### DATA PROVIDED
---

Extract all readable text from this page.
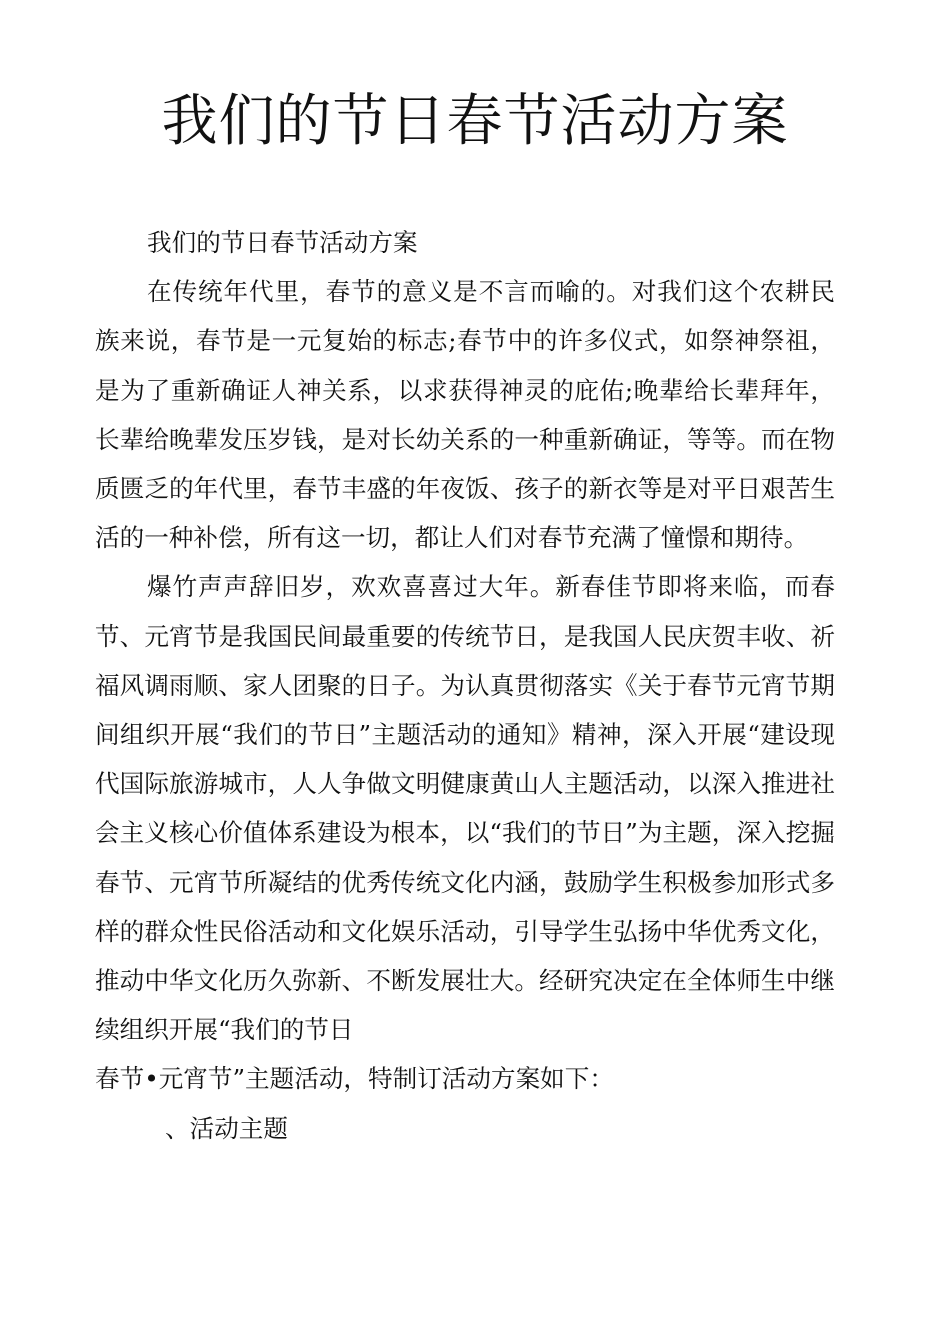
我们的节日春节活动方案

我们的节日春节活动方案

在传统年代里，春节的意义是不言而喻的。对我们这个农耕民族来说，春节是一元复始的标志;春节中的许多仪式，如祭神祭祖，是为了重新确证人神关系，以求获得神灵的庇佑;晚辈给长辈拜年，长辈给晚辈发压岁钱，是对长幼关系的一种重新确证，等等。而在物质匮乏的年代里，春节丰盛的年夜饭、孩子的新衣等是对平日艰苦生活的一种补偿，所有这一切，都让人们对春节充满了憧憬和期待。

爆竹声声辞旧岁，欢欢喜喜过大年。新春佳节即将来临，而春节、元宵节是我国民间最重要的传统节日，是我国人民庆贺丰收、祈福风调雨顺、家人团聚的日子。为认真贯彻落实《关于春节元宵节期间组织开展“我们的节日”主题活动的通知》精神，深入开展“建设现代国际旅游城市，人人争做文明健康黄山人主题活动，以深入推进社会主义核心价值体系建设为根本，以“我们的节日”为主题，深入挖掘春节、元宵节所凝结的优秀传统文化内涵，鼓励学生积极参加形式多样的群众性民俗活动和文化娱乐活动，引导学生弘扬中华优秀文化，推动中华文化历久弥新、不断发展壮大。经研究决定在全体师生中继续组织开展“我们的节日

春节•元宵节”主题活动，特制订活动方案如下：

、活动主题
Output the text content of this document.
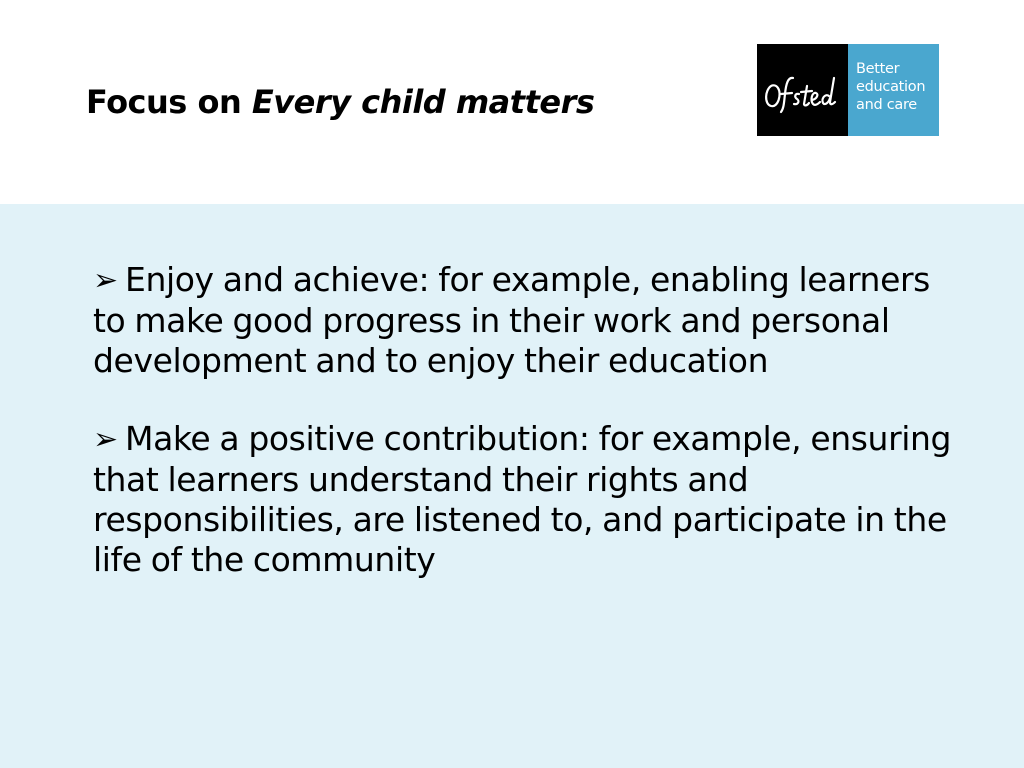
Focus on Every child matters
Better
education
and care
➢ Enjoy and achieve: for example, enabling learners to make good progress in their work and personal development and to enjoy their education
➢ Make a positive contribution: for example, ensuring that learners understand their rights and responsibilities, are listened to, and participate in the life of the community
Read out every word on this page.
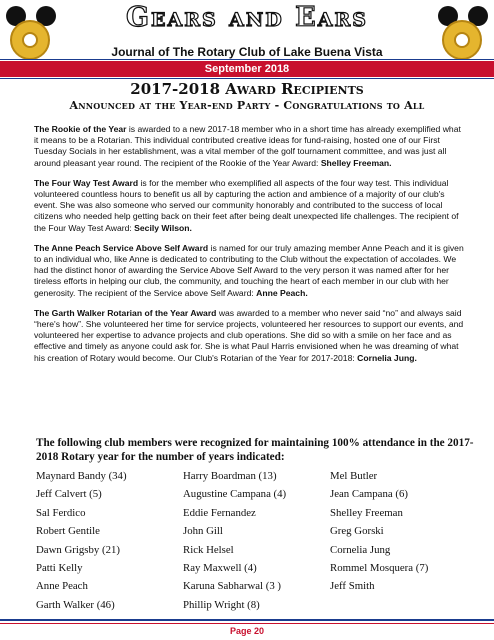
Gears and Ears
Journal of The Rotary Club of Lake Buena Vista
September 2018
2017-2018 Award Recipients
Announced at the Year-end Party - Congratulations to All

The Rookie of the Year is awarded to a new 2017-18 member who in a short time has already exemplified what it means to be a Rotarian. This individual contributed creative ideas for fund-raising, hosted one of our First Tuesday Socials in her establishment, was a vital member of the golf tournament committee, and was just all around pleasant year round. The recipient of the Rookie of the Year Award: Shelley Freeman.

The Four Way Test Award is for the member who exemplified all aspects of the four way test. This individual volunteered countless hours to benefit us all by capturing the action and ambience of a majority of our club's event. She was also someone who served our community honorably and contributed to the success of local citizens who needed help getting back on their feet after being dealt unexpected life challenges. The recipient of the Four Way Test Award: Secily Wilson.

The Anne Peach Service Above Self Award is named for our truly amazing member Anne Peach and it is given to an individual who, like Anne is dedicated to contributing to the Club without the expectation of accolades. We had the distinct honor of awarding the Service Above Self Award to the very person it was named after for her tireless efforts in helping our club, the community, and touching the heart of each member in our club with her generosity. The recipient of the Service above Self Award: Anne Peach.

The Garth Walker Rotarian of the Year Award was awarded to a member who never said “no” and always said “here's how”. She volunteered her time for service projects, volunteered her resources to support our events, and volunteered her expertise to advance projects and club operations. She did so with a smile on her face and as effective and timely as anyone could ask for. She is what Paul Harris envisioned when he was dreaming of what his creation of Rotary would become. Our Club's Rotarian of the Year for 2017-2018: Cornelia Jung.

The following club members were recognized for maintaining 100% attendance in the 2017-2018 Rotary year for the number of years indicated:
Maynard Bandy (34)	Harry Boardman (13)	Mel Butler
Jeff Calvert (5)	Augustine Campana (4)	Jean Campana (6)
Sal Ferdico	Eddie Fernandez	Shelley Freeman
Robert Gentile	John Gill	Greg Gorski
Dawn Grigsby (21)	Rick Helsel	Cornelia Jung
Patti Kelly	Ray Maxwell (4)	Rommel Mosquera (7)
Anne Peach	Karuna Sabharwal (3 )	Jeff Smith
Garth Walker (46)	Phillip Wright (8)
Page 20
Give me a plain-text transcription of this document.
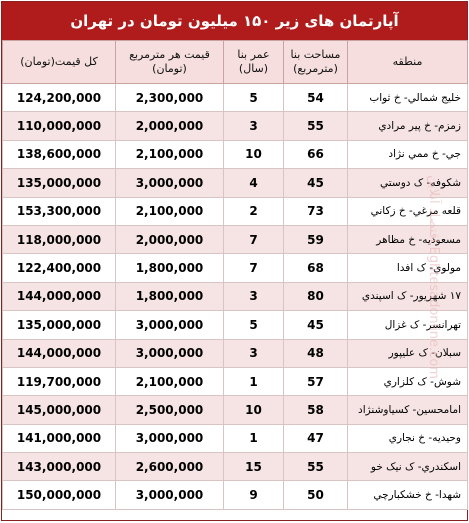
آپارتمان های زیر ۱۵۰ میلیون تومان در تهران
منطقه	مساحت بنا (مترمربع)	عمر بنا (سال)	قیمت هر مترمربع (تومان)	کل قیمت(تومان)
خلیج شمالي- خ ثواب	54	5	2,300,000	124,200,000
زمزم- خ پیر مرادي	55	3	2,000,000	110,000,000
جي- خ ممي نژاد	66	10	2,100,000	138,600,000
شکوفه- ک دوستي	45	4	3,000,000	135,000,000
قلعه مرغي- خ زکاني	73	2	2,100,000	153,300,000
مسعوديه- خ مظاهر	59	7	2,000,000	118,000,000
مولوي- ک افدا	68	7	1,800,000	122,400,000
۱۷ شهریور- ک اسپندي	80	3	1,800,000	144,000,000
تهرانسر- ک غزال	45	5	3,000,000	135,000,000
سبلان- ک علیپور	48	3	3,000,000	144,000,000
شوش- ک کلزاري	57	1	2,100,000	119,700,000
امامحسین- کسیاوشنژاد	58	10	2,500,000	145,000,000
وحیديه- خ نجاري	47	1	3,000,000	141,000,000
اسکندري- ک نیک خو	55	15	2,600,000	143,000,000
شهدا- خ خشکبارچي	50	9	3,000,000	150,000,000
اقتصاد آنلاین Eghtesadonline.com
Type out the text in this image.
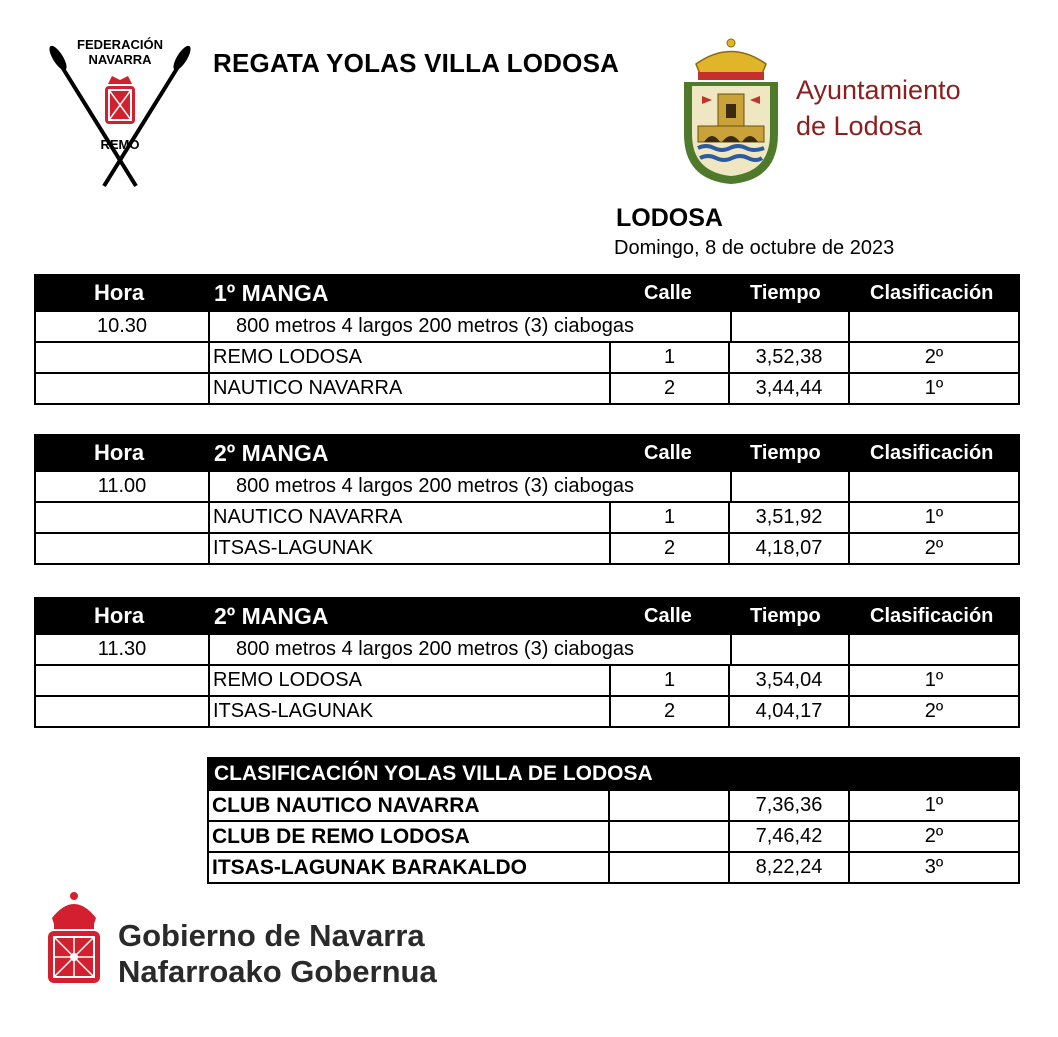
FEDERACIÓN
NAVARRA
REMO
REGATA YOLAS VILLA LODOSA
Ayuntamiento
de Lodosa
LODOSA
Domingo, 8 de octubre de 2023
Hora	1º MANGA	Calle	Tiempo Clasificación
10.30	800 metros 4 largos 200 metros (3) ciabogas
REMO LODOSA	1	3,52,38	2º
NAUTICO NAVARRA	2	3,44,44	1º
Hora	2º MANGA	Calle	Tiempo Clasificación
11.00	800 metros 4 largos 200 metros (3) ciabogas
NAUTICO NAVARRA	1	3,51,92	1º
ITSAS-LAGUNAK	2	4,18,07	2º
Hora	2º MANGA	Calle	Tiempo Clasificación
11.30	800 metros 4 largos 200 metros (3) ciabogas
REMO LODOSA	1	3,54,04	1º
ITSAS-LAGUNAK	2	4,04,17	2º
CLASIFICACIÓN YOLAS VILLA DE LODOSA
CLUB NAUTICO NAVARRA	7,36,36	1º
CLUB DE REMO LODOSA	7,46,42	2º
ITSAS-LAGUNAK BARAKALDO	8,22,24	3º
Gobierno de Navarra
Nafarroako Gobernua
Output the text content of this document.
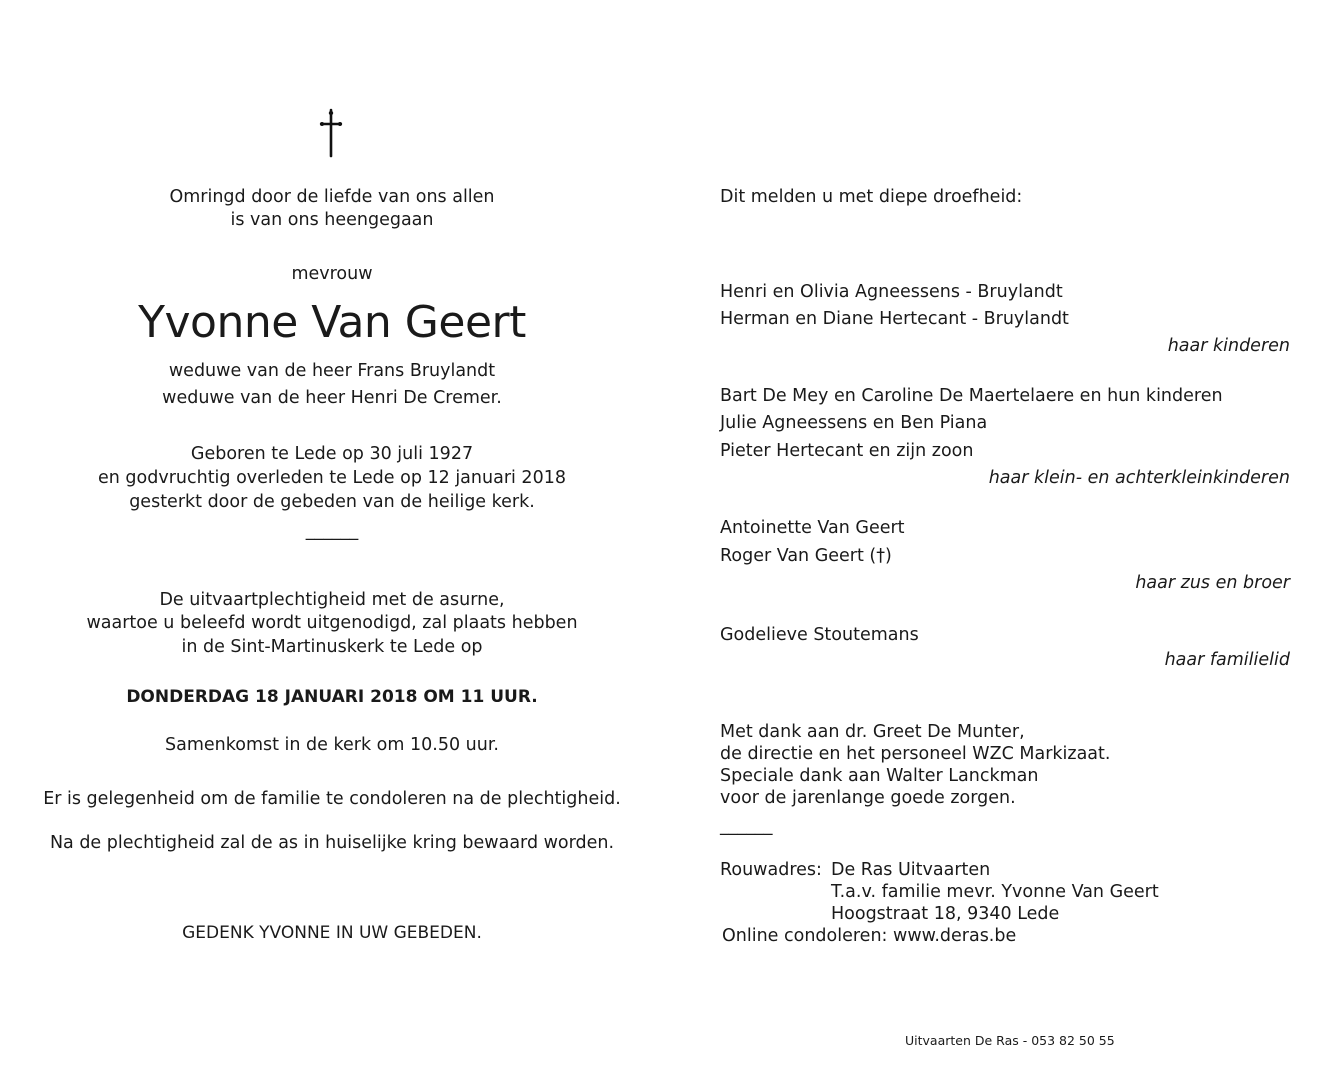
Omringd door de liefde van ons allen
is van ons heengegaan
mevrouw
Yvonne Van Geert
weduwe van de heer Frans Bruylandt
weduwe van de heer Henri De Cremer.
Geboren te Lede op 30 juli 1927
en godvruchtig overleden te Lede op 12 januari 2018
gesterkt door de gebeden van de heilige kerk.
______
De uitvaartplechtigheid met de asurne,
waartoe u beleefd wordt uitgenodigd, zal plaats hebben
in de Sint-Martinuskerk te Lede op
DONDERDAG 18 JANUARI 2018 OM 11 UUR.
Samenkomst in de kerk om 10.50 uur.
Er is gelegenheid om de familie te condoleren na de plechtigheid.
Na de plechtigheid zal de as in huiselijke kring bewaard worden.
GEDENK YVONNE IN UW GEBEDEN.
Dit melden u met diepe droefheid:
Henri en Olivia Agneessens - Bruylandt
Herman en Diane Hertecant - Bruylandt
haar kinderen
Bart De Mey en Caroline De Maertelaere en hun kinderen
Julie Agneessens en Ben Piana
Pieter Hertecant en zijn zoon
haar klein- en achterkleinkinderen
Antoinette Van Geert
Roger Van Geert (†)
haar zus en broer
Godelieve Stoutemans
haar familielid
Met dank aan dr. Greet De Munter,
de directie en het personeel WZC Markizaat.
Speciale dank aan Walter Lanckman
voor de jarenlange goede zorgen.
______
Rouwadres: De Ras Uitvaarten
T.a.v. familie mevr. Yvonne Van Geert
Hoogstraat 18, 9340 Lede
Online condoleren: www.deras.be
Uitvaarten De Ras - 053 82 50 55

---

### WHAT TO WORK ON
Print the complete listing exactly as it stands, without its pictures.

### TASK RESPONSE
Extract all readable text from this page.
我们的节日春节活动方案

我们的节日春节活动方案

在传统年代里，春节的意义是不言而喻的。对我们这个农耕民族来说，春节是一元复始的标志;春节中的许多仪式，如祭神祭祖，是为了重新确证人神关系，以求获得神灵的庇佑;晚辈给长辈拜年，长辈给晚辈发压岁钱，是对长幼关系的一种重新确证，等等。而在物质匮乏的年代里，春节丰盛的年夜饭、孩子的新衣等是对平日艰苦生活的一种补偿，所有这一切，都让人们对春节充满了憧憬和期待。

爆竹声声辞旧岁，欢欢喜喜过大年。新春佳节即将来临，而春节、元宵节是我国民间最重要的传统节日，是我国人民庆贺丰收、祈福风调雨顺、家人团聚的日子。为认真贯彻落实《关于春节元宵节期间组织开展“我们的节日”主题活动的通知》精神，深入开展“建设现代国际旅游城市，人人争做文明健康黄山人主题活动，以深入推进社会主义核心价值体系建设为根本，以“我们的节日”为主题，深入挖掘春节、元宵节所凝结的优秀传统文化内涵，鼓励学生积极参加形式多样的群众性民俗活动和文化娱乐活动，引导学生弘扬中华优秀文化，推动中华文化历久弥新、不断发展壮大。经研究决定在全体师生中继续组织开展“我们的节日

春节•元宵节”主题活动，特制订活动方案如下：

、活动主题
Output the text content of this document.
Focus on Every child matters
Better
education
and care
➢ Enjoy and achieve: for example, enabling learners to make good progress in their work and personal development and to enjoy their education
➢ Make a positive contribution: for example, ensuring that learners understand their rights and responsibilities, are listened to, and participate in the life of the community
Read out every word on this page.
Gears and Ears
Journal of The Rotary Club of Lake Buena Vista
September 2018
2017-2018 Award Recipients
Announced at the Year-end Party - Congratulations to All

The Rookie of the Year is awarded to a new 2017-18 member who in a short time has already exemplified what it means to be a Rotarian. This individual contributed creative ideas for fund-raising, hosted one of our First Tuesday Socials in her establishment, was a vital member of the golf tournament committee, and was just all around pleasant year round. The recipient of the Rookie of the Year Award: Shelley Freeman.

The Four Way Test Award is for the member who exemplified all aspects of the four way test. This individual volunteered countless hours to benefit us all by capturing the action and ambience of a majority of our club's event. She was also someone who served our community honorably and contributed to the success of local citizens who needed help getting back on their feet after being dealt unexpected life challenges. The recipient of the Four Way Test Award: Secily Wilson.

The Anne Peach Service Above Self Award is named for our truly amazing member Anne Peach and it is given to an individual who, like Anne is dedicated to contributing to the Club without the expectation of accolades. We had the distinct honor of awarding the Service Above Self Award to the very person it was named after for her tireless efforts in helping our club, the community, and touching the heart of each member in our club with her generosity. The recipient of the Service above Self Award: Anne Peach.

The Garth Walker Rotarian of the Year Award was awarded to a member who never said “no” and always said “here's how”. She volunteered her time for service projects, volunteered her resources to support our events, and volunteered her expertise to advance projects and club operations. She did so with a smile on her face and as effective and timely as anyone could ask for. She is what Paul Harris envisioned when he was dreaming of what his creation of Rotary would become. Our Club's Rotarian of the Year for 2017-2018: Cornelia Jung.

The following club members were recognized for maintaining 100% attendance in the 2017-2018 Rotary year for the number of years indicated:
Maynard Bandy (34)	Harry Boardman (13)	Mel Butler
Jeff Calvert (5)	Augustine Campana (4)	Jean Campana (6)
Sal Ferdico	Eddie Fernandez	Shelley Freeman
Robert Gentile	John Gill	Greg Gorski
Dawn Grigsby (21)	Rick Helsel	Cornelia Jung
Patti Kelly	Ray Maxwell (4)	Rommel Mosquera (7)
Anne Peach	Karuna Sabharwal (3 )	Jeff Smith
Garth Walker (46)	Phillip Wright (8)
Page 20
Give me a plain-text transcription of this document.
آپارتمان های زیر ۱۵۰ میلیون تومان در تهران
منطقه	مساحت بنا (مترمربع)	عمر بنا (سال)	قیمت هر مترمربع (تومان)	کل قیمت(تومان)
خلیج شمالي- خ ثواب	54	5	2,300,000	124,200,000
زمزم- خ پیر مرادي	55	3	2,000,000	110,000,000
جي- خ ممي نژاد	66	10	2,100,000	138,600,000
شکوفه- ک دوستي	45	4	3,000,000	135,000,000
قلعه مرغي- خ زکاني	73	2	2,100,000	153,300,000
مسعوديه- خ مظاهر	59	7	2,000,000	118,000,000
مولوي- ک افدا	68	7	1,800,000	122,400,000
۱۷ شهریور- ک اسپندي	80	3	1,800,000	144,000,000
تهرانسر- ک غزال	45	5	3,000,000	135,000,000
سبلان- ک علیپور	48	3	3,000,000	144,000,000
شوش- ک کلزاري	57	1	2,100,000	119,700,000
امامحسین- کسیاوشنژاد	58	10	2,500,000	145,000,000
وحیديه- خ نجاري	47	1	3,000,000	141,000,000
اسکندري- ک نیک خو	55	15	2,600,000	143,000,000
شهدا- خ خشکبارچي	50	9	3,000,000	150,000,000
اقتصاد آنلاین Eghtesadonline.com
Type out the text in this image.
FEDERACIÓN
NAVARRA
REMO
REGATA YOLAS VILLA LODOSA
Ayuntamiento
de Lodosa
LODOSA
Domingo, 8 de octubre de 2023
Hora	1º MANGA	Calle	Tiempo Clasificación
10.30	800 metros 4 largos 200 metros (3) ciabogas
REMO LODOSA	1	3,52,38	2º
NAUTICO NAVARRA	2	3,44,44	1º
Hora	2º MANGA	Calle	Tiempo Clasificación
11.00	800 metros 4 largos 200 metros (3) ciabogas
NAUTICO NAVARRA	1	3,51,92	1º
ITSAS-LAGUNAK	2	4,18,07	2º
Hora	2º MANGA	Calle	Tiempo Clasificación
11.30	800 metros 4 largos 200 metros (3) ciabogas
REMO LODOSA	1	3,54,04	1º
ITSAS-LAGUNAK	2	4,04,17	2º
CLASIFICACIÓN YOLAS VILLA DE LODOSA
CLUB NAUTICO NAVARRA	7,36,36	1º
CLUB DE REMO LODOSA	7,46,42	2º
ITSAS-LAGUNAK BARAKALDO	8,22,24	3º
Gobierno de Navarra
Nafarroako Gobernua
Output the text content of this document.
Omringd door de liefde van ons allen
is van ons heengegaan
mevrouw
Yvonne Van Geert
weduwe van de heer Frans Bruylandt
weduwe van de heer Henri De Cremer.
Geboren te Lede op 30 juli 1927
en godvruchtig overleden te Lede op 12 januari 2018
gesterkt door de gebeden van de heilige kerk.
______
De uitvaartplechtigheid met de asurne,
waartoe u beleefd wordt uitgenodigd, zal plaats hebben
in de Sint-Martinuskerk te Lede op
DONDERDAG 18 JANUARI 2018 OM 11 UUR.
Samenkomst in de kerk om 10.50 uur.
Er is gelegenheid om de familie te condoleren na de plechtigheid.
Na de plechtigheid zal de as in huiselijke kring bewaard worden.
GEDENK YVONNE IN UW GEBEDEN.
Dit melden u met diepe droefheid:
Henri en Olivia Agneessens - Bruylandt
Herman en Diane Hertecant - Bruylandt
haar kinderen
Bart De Mey en Caroline De Maertelaere en hun kinderen
Julie Agneessens en Ben Piana
Pieter Hertecant en zijn zoon
haar klein- en achterkleinkinderen
Antoinette Van Geert
Roger Van Geert (†)
haar zus en broer
Godelieve Stoutemans
haar familielid
Met dank aan dr. Greet De Munter,
de directie en het personeel WZC Markizaat.
Speciale dank aan Walter Lanckman
voor de jarenlange goede zorgen.
______
Rouwadres: De Ras Uitvaarten
T.a.v. familie mevr. Yvonne Van Geert
Hoogstraat 18, 9340 Lede
Online condoleren: www.deras.be
Uitvaarten De Ras - 053 82 50 55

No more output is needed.